Task statement — Copy out all lines carrying the word "JSON".

Materials provided —
▼

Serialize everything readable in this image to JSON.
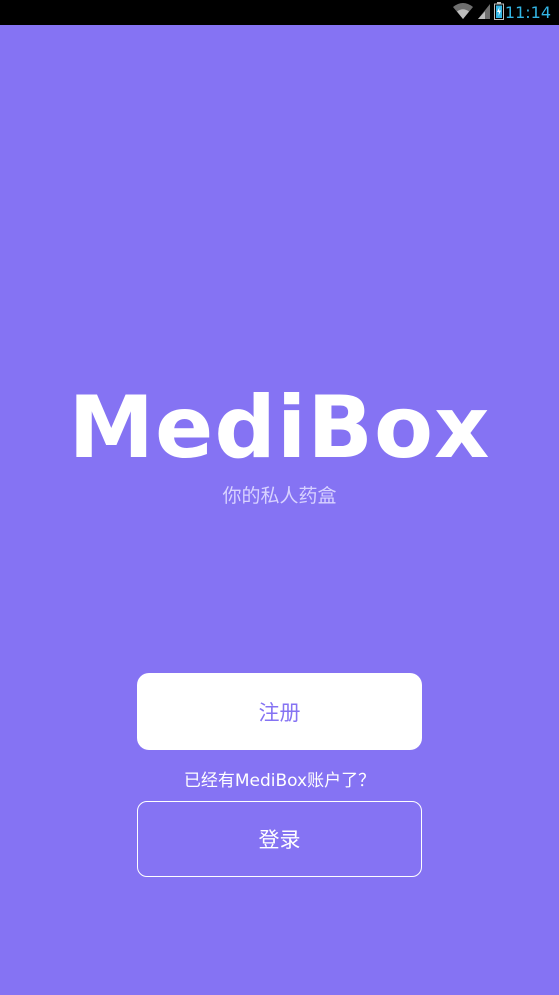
{
  "status_bar": {
    "time": "11:14",
    "icons": [
      "wifi-icon",
      "signal-icon",
      "battery-icon"
    ]
  },
  "app": {
    "logo_text": "MediBox",
    "tagline": "你的私人药盒"
  },
  "actions": {
    "register_label": "注册",
    "account_hint": "已经有MediBox账户了？",
    "login_label": "登录"
  },
  "colors": {
    "background": "#8573f3",
    "primary_text_on_button": "#8573f3",
    "status_accent": "#33b5e5"
  }
}
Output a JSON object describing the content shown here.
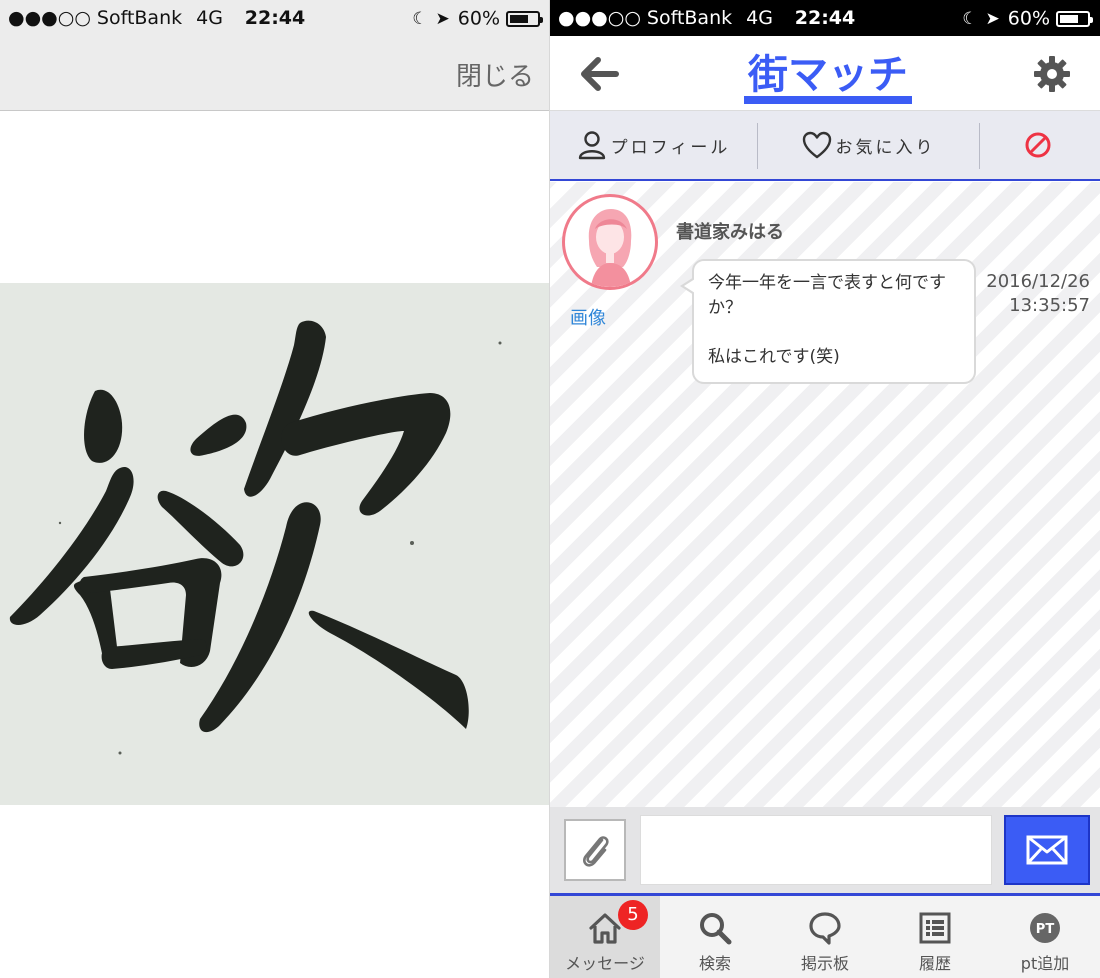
{
  "left_pane": {
    "status_bar": {
      "signal": "●●●○○",
      "carrier": "SoftBank",
      "network": "4G",
      "time": "22:44",
      "battery": "60%",
      "battery_level": 0.6
    },
    "close_label": "閉じる",
    "image_character": "欲"
  },
  "right_pane": {
    "status_bar": {
      "signal": "●●●○○",
      "carrier": "SoftBank",
      "network": "4G",
      "time": "22:44",
      "battery": "60%",
      "battery_level": 0.6
    },
    "header": {
      "logo_text": "街マッチ",
      "back_icon": "arrow-left-icon",
      "settings_icon": "gear-icon"
    },
    "tabs": [
      {
        "label": "プロフィール",
        "icon": "user-icon"
      },
      {
        "label": "お気に入り",
        "icon": "heart-icon"
      },
      {
        "label": "",
        "icon": "block-icon"
      }
    ],
    "message": {
      "sender": "書道家みはる",
      "image_link": "画像",
      "text": "今年一年を一言で表すと何ですか？\n\n私はこれです(笑)",
      "date": "2016/12/26",
      "time": "13:35:57"
    },
    "input": {
      "placeholder": "",
      "value": ""
    },
    "nav": [
      {
        "label": "メッセージ",
        "icon": "home-icon",
        "badge": "5"
      },
      {
        "label": "検索",
        "icon": "search-icon"
      },
      {
        "label": "掲示板",
        "icon": "speech-bubble-icon"
      },
      {
        "label": "履歴",
        "icon": "list-icon"
      },
      {
        "label": "pt追加",
        "icon": "pt-icon"
      }
    ],
    "colors": {
      "accent": "#3347d6",
      "send": "#3b5cf5",
      "badge": "#ee2424",
      "block": "#ee3344",
      "link": "#2f86d8"
    }
  }
}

▲

Result of this exercise —
Serialize everything readable in this image to JSON.
Output a JSON object describing the content shown here.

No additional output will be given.